• _WHAT THE TASK REQUIRES_
Repeat the full listing below verbatim and keep the images out.

## Start SUPPLIED MATERIAL

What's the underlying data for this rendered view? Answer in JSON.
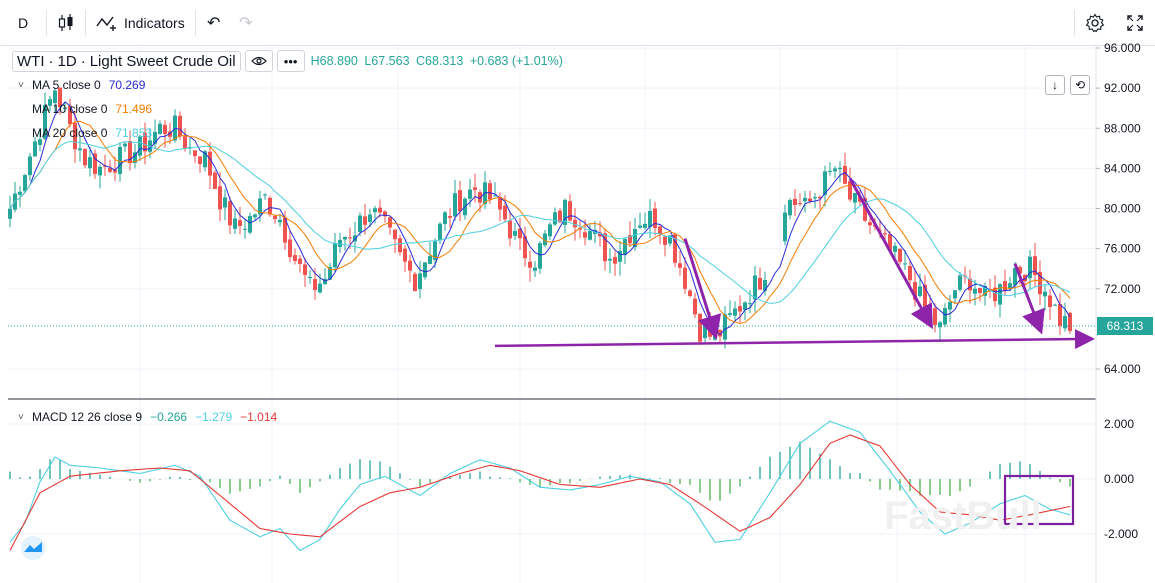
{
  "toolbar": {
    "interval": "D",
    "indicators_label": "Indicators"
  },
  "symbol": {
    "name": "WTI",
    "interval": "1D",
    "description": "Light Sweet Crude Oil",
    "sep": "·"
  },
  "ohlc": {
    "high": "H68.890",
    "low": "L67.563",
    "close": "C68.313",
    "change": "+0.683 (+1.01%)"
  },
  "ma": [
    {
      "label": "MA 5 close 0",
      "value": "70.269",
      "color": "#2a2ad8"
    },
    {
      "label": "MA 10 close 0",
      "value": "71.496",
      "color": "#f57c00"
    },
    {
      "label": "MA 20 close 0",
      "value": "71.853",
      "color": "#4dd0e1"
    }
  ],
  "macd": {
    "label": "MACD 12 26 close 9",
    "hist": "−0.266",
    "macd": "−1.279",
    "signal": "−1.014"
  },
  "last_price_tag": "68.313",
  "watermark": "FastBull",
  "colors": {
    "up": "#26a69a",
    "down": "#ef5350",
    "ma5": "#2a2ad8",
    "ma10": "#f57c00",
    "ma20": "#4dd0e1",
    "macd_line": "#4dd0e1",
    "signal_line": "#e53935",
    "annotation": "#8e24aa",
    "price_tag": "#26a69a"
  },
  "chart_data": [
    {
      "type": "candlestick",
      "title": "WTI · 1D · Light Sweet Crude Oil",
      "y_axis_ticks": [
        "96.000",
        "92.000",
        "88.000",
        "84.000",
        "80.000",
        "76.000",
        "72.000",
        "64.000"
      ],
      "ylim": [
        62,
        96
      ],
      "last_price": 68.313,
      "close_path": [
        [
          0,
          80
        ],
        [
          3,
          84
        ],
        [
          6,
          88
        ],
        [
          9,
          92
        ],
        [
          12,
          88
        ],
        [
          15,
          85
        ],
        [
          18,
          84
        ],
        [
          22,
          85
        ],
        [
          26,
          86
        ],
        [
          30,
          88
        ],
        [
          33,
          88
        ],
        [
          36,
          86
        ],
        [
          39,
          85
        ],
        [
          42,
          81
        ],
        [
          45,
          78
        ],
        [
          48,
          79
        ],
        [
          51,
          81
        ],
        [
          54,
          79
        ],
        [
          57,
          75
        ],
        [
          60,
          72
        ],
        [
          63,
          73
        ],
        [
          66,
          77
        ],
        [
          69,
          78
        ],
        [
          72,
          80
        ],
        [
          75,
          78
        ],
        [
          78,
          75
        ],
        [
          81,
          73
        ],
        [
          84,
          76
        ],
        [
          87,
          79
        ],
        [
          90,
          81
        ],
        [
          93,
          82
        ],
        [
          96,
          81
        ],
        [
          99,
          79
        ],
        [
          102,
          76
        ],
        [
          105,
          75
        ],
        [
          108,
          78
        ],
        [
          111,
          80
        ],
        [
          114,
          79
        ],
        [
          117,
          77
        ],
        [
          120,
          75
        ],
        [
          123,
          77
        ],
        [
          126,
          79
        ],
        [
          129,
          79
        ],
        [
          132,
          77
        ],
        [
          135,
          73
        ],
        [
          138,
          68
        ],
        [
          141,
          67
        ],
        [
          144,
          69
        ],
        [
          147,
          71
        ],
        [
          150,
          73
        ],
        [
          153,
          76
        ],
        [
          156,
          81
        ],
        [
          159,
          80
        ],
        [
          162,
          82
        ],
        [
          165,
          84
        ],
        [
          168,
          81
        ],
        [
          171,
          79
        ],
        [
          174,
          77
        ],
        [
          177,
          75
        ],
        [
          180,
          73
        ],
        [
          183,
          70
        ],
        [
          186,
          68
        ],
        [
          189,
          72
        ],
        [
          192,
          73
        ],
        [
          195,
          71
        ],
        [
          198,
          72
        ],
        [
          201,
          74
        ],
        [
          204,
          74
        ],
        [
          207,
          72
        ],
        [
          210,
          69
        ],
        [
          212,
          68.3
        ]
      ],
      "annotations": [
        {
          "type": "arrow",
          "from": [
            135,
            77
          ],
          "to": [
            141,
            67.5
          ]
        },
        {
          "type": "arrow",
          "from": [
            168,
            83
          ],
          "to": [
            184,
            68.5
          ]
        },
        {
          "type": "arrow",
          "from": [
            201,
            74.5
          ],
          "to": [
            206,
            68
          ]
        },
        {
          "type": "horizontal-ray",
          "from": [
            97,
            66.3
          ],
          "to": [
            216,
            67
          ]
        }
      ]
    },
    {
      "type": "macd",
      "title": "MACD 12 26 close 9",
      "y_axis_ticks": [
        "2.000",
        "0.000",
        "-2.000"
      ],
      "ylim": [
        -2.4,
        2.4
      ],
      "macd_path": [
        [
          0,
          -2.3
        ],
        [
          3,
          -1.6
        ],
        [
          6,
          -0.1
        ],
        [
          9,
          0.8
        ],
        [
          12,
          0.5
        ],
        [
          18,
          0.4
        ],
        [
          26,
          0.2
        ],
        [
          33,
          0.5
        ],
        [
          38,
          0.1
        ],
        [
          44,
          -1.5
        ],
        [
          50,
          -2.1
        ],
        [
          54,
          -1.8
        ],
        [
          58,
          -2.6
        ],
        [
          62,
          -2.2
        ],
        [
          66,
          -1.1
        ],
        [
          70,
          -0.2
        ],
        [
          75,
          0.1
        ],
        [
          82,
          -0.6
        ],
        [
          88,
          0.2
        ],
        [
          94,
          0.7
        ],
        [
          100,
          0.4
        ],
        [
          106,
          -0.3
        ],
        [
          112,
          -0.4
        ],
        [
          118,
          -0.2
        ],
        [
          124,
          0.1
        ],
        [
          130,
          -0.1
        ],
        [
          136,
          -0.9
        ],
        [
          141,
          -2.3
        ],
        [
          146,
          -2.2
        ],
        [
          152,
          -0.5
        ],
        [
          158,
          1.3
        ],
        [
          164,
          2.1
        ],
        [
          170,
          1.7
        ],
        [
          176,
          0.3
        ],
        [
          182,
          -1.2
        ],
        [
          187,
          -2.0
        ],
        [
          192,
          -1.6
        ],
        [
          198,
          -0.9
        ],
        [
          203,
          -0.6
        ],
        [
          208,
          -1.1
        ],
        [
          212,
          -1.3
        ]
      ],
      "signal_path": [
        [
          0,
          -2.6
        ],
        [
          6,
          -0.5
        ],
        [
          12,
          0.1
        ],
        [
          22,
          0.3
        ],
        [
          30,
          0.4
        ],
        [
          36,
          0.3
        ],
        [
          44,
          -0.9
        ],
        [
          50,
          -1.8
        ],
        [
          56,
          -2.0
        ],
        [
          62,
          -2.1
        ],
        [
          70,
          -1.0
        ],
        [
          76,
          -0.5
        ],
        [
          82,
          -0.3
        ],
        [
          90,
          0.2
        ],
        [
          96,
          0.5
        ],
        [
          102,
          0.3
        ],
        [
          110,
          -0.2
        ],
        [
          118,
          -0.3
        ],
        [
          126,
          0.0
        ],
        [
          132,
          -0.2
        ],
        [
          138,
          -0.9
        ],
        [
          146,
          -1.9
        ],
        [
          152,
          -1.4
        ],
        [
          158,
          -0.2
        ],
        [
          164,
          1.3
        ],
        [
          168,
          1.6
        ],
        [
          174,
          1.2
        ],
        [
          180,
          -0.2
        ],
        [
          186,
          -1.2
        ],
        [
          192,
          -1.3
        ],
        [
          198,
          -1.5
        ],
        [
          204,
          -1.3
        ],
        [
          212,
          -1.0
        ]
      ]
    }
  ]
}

## End SUPPLIED MATERIAL

• _CORRECT ANSWER_
What's the underlying data for this rendered view? Answer in JSON.
{
  "toolbar": {
    "interval": "D",
    "indicators_label": "Indicators"
  },
  "symbol": {
    "name": "WTI",
    "interval": "1D",
    "description": "Light Sweet Crude Oil",
    "sep": "·"
  },
  "ohlc": {
    "high": "H68.890",
    "low": "L67.563",
    "close": "C68.313",
    "change": "+0.683 (+1.01%)"
  },
  "ma": [
    {
      "label": "MA 5 close 0",
      "value": "70.269",
      "color": "#2a2ad8"
    },
    {
      "label": "MA 10 close 0",
      "value": "71.496",
      "color": "#f57c00"
    },
    {
      "label": "MA 20 close 0",
      "value": "71.853",
      "color": "#4dd0e1"
    }
  ],
  "macd": {
    "label": "MACD 12 26 close 9",
    "hist": "−0.266",
    "macd": "−1.279",
    "signal": "−1.014"
  },
  "last_price_tag": "68.313",
  "watermark": "FastBull",
  "colors": {
    "up": "#26a69a",
    "down": "#ef5350",
    "ma5": "#2a2ad8",
    "ma10": "#f57c00",
    "ma20": "#4dd0e1",
    "macd_line": "#4dd0e1",
    "signal_line": "#e53935",
    "annotation": "#8e24aa",
    "price_tag": "#26a69a"
  },
  "chart_data": [
    {
      "type": "candlestick",
      "title": "WTI · 1D · Light Sweet Crude Oil",
      "y_axis_ticks": [
        "96.000",
        "92.000",
        "88.000",
        "84.000",
        "80.000",
        "76.000",
        "72.000",
        "64.000"
      ],
      "ylim": [
        62,
        96
      ],
      "last_price": 68.313,
      "close_path": [
        [
          0,
          80
        ],
        [
          3,
          84
        ],
        [
          6,
          88
        ],
        [
          9,
          92
        ],
        [
          12,
          88
        ],
        [
          15,
          85
        ],
        [
          18,
          84
        ],
        [
          22,
          85
        ],
        [
          26,
          86
        ],
        [
          30,
          88
        ],
        [
          33,
          88
        ],
        [
          36,
          86
        ],
        [
          39,
          85
        ],
        [
          42,
          81
        ],
        [
          45,
          78
        ],
        [
          48,
          79
        ],
        [
          51,
          81
        ],
        [
          54,
          79
        ],
        [
          57,
          75
        ],
        [
          60,
          72
        ],
        [
          63,
          73
        ],
        [
          66,
          77
        ],
        [
          69,
          78
        ],
        [
          72,
          80
        ],
        [
          75,
          78
        ],
        [
          78,
          75
        ],
        [
          81,
          73
        ],
        [
          84,
          76
        ],
        [
          87,
          79
        ],
        [
          90,
          81
        ],
        [
          93,
          82
        ],
        [
          96,
          81
        ],
        [
          99,
          79
        ],
        [
          102,
          76
        ],
        [
          105,
          75
        ],
        [
          108,
          78
        ],
        [
          111,
          80
        ],
        [
          114,
          79
        ],
        [
          117,
          77
        ],
        [
          120,
          75
        ],
        [
          123,
          77
        ],
        [
          126,
          79
        ],
        [
          129,
          79
        ],
        [
          132,
          77
        ],
        [
          135,
          73
        ],
        [
          138,
          68
        ],
        [
          141,
          67
        ],
        [
          144,
          69
        ],
        [
          147,
          71
        ],
        [
          150,
          73
        ],
        [
          153,
          76
        ],
        [
          156,
          81
        ],
        [
          159,
          80
        ],
        [
          162,
          82
        ],
        [
          165,
          84
        ],
        [
          168,
          81
        ],
        [
          171,
          79
        ],
        [
          174,
          77
        ],
        [
          177,
          75
        ],
        [
          180,
          73
        ],
        [
          183,
          70
        ],
        [
          186,
          68
        ],
        [
          189,
          72
        ],
        [
          192,
          73
        ],
        [
          195,
          71
        ],
        [
          198,
          72
        ],
        [
          201,
          74
        ],
        [
          204,
          74
        ],
        [
          207,
          72
        ],
        [
          210,
          69
        ],
        [
          212,
          68.3
        ]
      ],
      "annotations": [
        {
          "type": "arrow",
          "from": [
            135,
            77
          ],
          "to": [
            141,
            67.5
          ]
        },
        {
          "type": "arrow",
          "from": [
            168,
            83
          ],
          "to": [
            184,
            68.5
          ]
        },
        {
          "type": "arrow",
          "from": [
            201,
            74.5
          ],
          "to": [
            206,
            68
          ]
        },
        {
          "type": "horizontal-ray",
          "from": [
            97,
            66.3
          ],
          "to": [
            216,
            67
          ]
        }
      ]
    },
    {
      "type": "macd",
      "title": "MACD 12 26 close 9",
      "y_axis_ticks": [
        "2.000",
        "0.000",
        "-2.000"
      ],
      "ylim": [
        -2.4,
        2.4
      ],
      "macd_path": [
        [
          0,
          -2.3
        ],
        [
          3,
          -1.6
        ],
        [
          6,
          -0.1
        ],
        [
          9,
          0.8
        ],
        [
          12,
          0.5
        ],
        [
          18,
          0.4
        ],
        [
          26,
          0.2
        ],
        [
          33,
          0.5
        ],
        [
          38,
          0.1
        ],
        [
          44,
          -1.5
        ],
        [
          50,
          -2.1
        ],
        [
          54,
          -1.8
        ],
        [
          58,
          -2.6
        ],
        [
          62,
          -2.2
        ],
        [
          66,
          -1.1
        ],
        [
          70,
          -0.2
        ],
        [
          75,
          0.1
        ],
        [
          82,
          -0.6
        ],
        [
          88,
          0.2
        ],
        [
          94,
          0.7
        ],
        [
          100,
          0.4
        ],
        [
          106,
          -0.3
        ],
        [
          112,
          -0.4
        ],
        [
          118,
          -0.2
        ],
        [
          124,
          0.1
        ],
        [
          130,
          -0.1
        ],
        [
          136,
          -0.9
        ],
        [
          141,
          -2.3
        ],
        [
          146,
          -2.2
        ],
        [
          152,
          -0.5
        ],
        [
          158,
          1.3
        ],
        [
          164,
          2.1
        ],
        [
          170,
          1.7
        ],
        [
          176,
          0.3
        ],
        [
          182,
          -1.2
        ],
        [
          187,
          -2.0
        ],
        [
          192,
          -1.6
        ],
        [
          198,
          -0.9
        ],
        [
          203,
          -0.6
        ],
        [
          208,
          -1.1
        ],
        [
          212,
          -1.3
        ]
      ],
      "signal_path": [
        [
          0,
          -2.6
        ],
        [
          6,
          -0.5
        ],
        [
          12,
          0.1
        ],
        [
          22,
          0.3
        ],
        [
          30,
          0.4
        ],
        [
          36,
          0.3
        ],
        [
          44,
          -0.9
        ],
        [
          50,
          -1.8
        ],
        [
          56,
          -2.0
        ],
        [
          62,
          -2.1
        ],
        [
          70,
          -1.0
        ],
        [
          76,
          -0.5
        ],
        [
          82,
          -0.3
        ],
        [
          90,
          0.2
        ],
        [
          96,
          0.5
        ],
        [
          102,
          0.3
        ],
        [
          110,
          -0.2
        ],
        [
          118,
          -0.3
        ],
        [
          126,
          0.0
        ],
        [
          132,
          -0.2
        ],
        [
          138,
          -0.9
        ],
        [
          146,
          -1.9
        ],
        [
          152,
          -1.4
        ],
        [
          158,
          -0.2
        ],
        [
          164,
          1.3
        ],
        [
          168,
          1.6
        ],
        [
          174,
          1.2
        ],
        [
          180,
          -0.2
        ],
        [
          186,
          -1.2
        ],
        [
          192,
          -1.3
        ],
        [
          198,
          -1.5
        ],
        [
          204,
          -1.3
        ],
        [
          212,
          -1.0
        ]
      ]
    }
  ]
}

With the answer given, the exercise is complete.